▶ **Information provided**
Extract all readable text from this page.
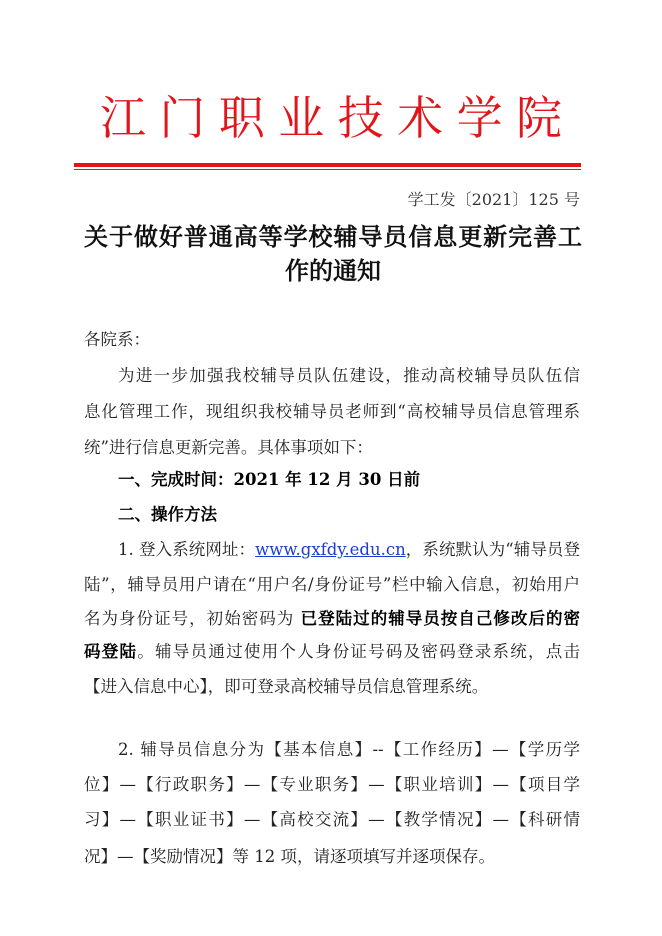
江门职业技术学院
学工发〔2021〕125 号
关于做好普通高等学校辅导员信息更新完善工
作的通知
各院系：
为进一步加强我校辅导员队伍建设，推动高校辅导员队伍信
息化管理工作，现组织我校辅导员老师到“高校辅导员信息管理系
统”进行信息更新完善。具体事项如下：
一、完成时间：2021 年 12 月 30 日前
二、操作方法
1. 登入系统网址：www.gxfdy.edu.cn，系统默认为“辅导员登
陆”，辅导员用户请在“用户名/身份证号”栏中输入信息，初始用户
名为身份证号，初始密码为 已登陆过的辅导员按自己修改后的密
码登陆。辅导员通过使用个人身份证号码及密码登录系统，点击
【进入信息中心】，即可登录高校辅导员信息管理系统。
2. 辅导员信息分为【基本信息】--【工作经历】—【学历学
位】—【行政职务】—【专业职务】—【职业培训】—【项目学
习】—【职业证书】—【高校交流】—【教学情况】—【科研情
况】—【奖励情况】等 12 项，请逐项填写并逐项保存。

▶ **Task to carry out**
Every entry must be transcribed exactly. Pictures do not belong in the copy.

▶ **Reply**
Extract all readable text from this page.
江门职业技术学院
学工发〔2021〕125 号
关于做好普通高等学校辅导员信息更新完善工
作的通知
各院系：
为进一步加强我校辅导员队伍建设，推动高校辅导员队伍信
息化管理工作，现组织我校辅导员老师到“高校辅导员信息管理系
统”进行信息更新完善。具体事项如下：
一、完成时间：2021 年 12 月 30 日前
二、操作方法
1. 登入系统网址：www.gxfdy.edu.cn，系统默认为“辅导员登
陆”，辅导员用户请在“用户名/身份证号”栏中输入信息，初始用户
名为身份证号，初始密码为 已登陆过的辅导员按自己修改后的密
码登陆。辅导员通过使用个人身份证号码及密码登录系统，点击
【进入信息中心】，即可登录高校辅导员信息管理系统。
2. 辅导员信息分为【基本信息】--【工作经历】—【学历学
位】—【行政职务】—【专业职务】—【职业培训】—【项目学
习】—【职业证书】—【高校交流】—【教学情况】—【科研情
况】—【奖励情况】等 12 项，请逐项填写并逐项保存。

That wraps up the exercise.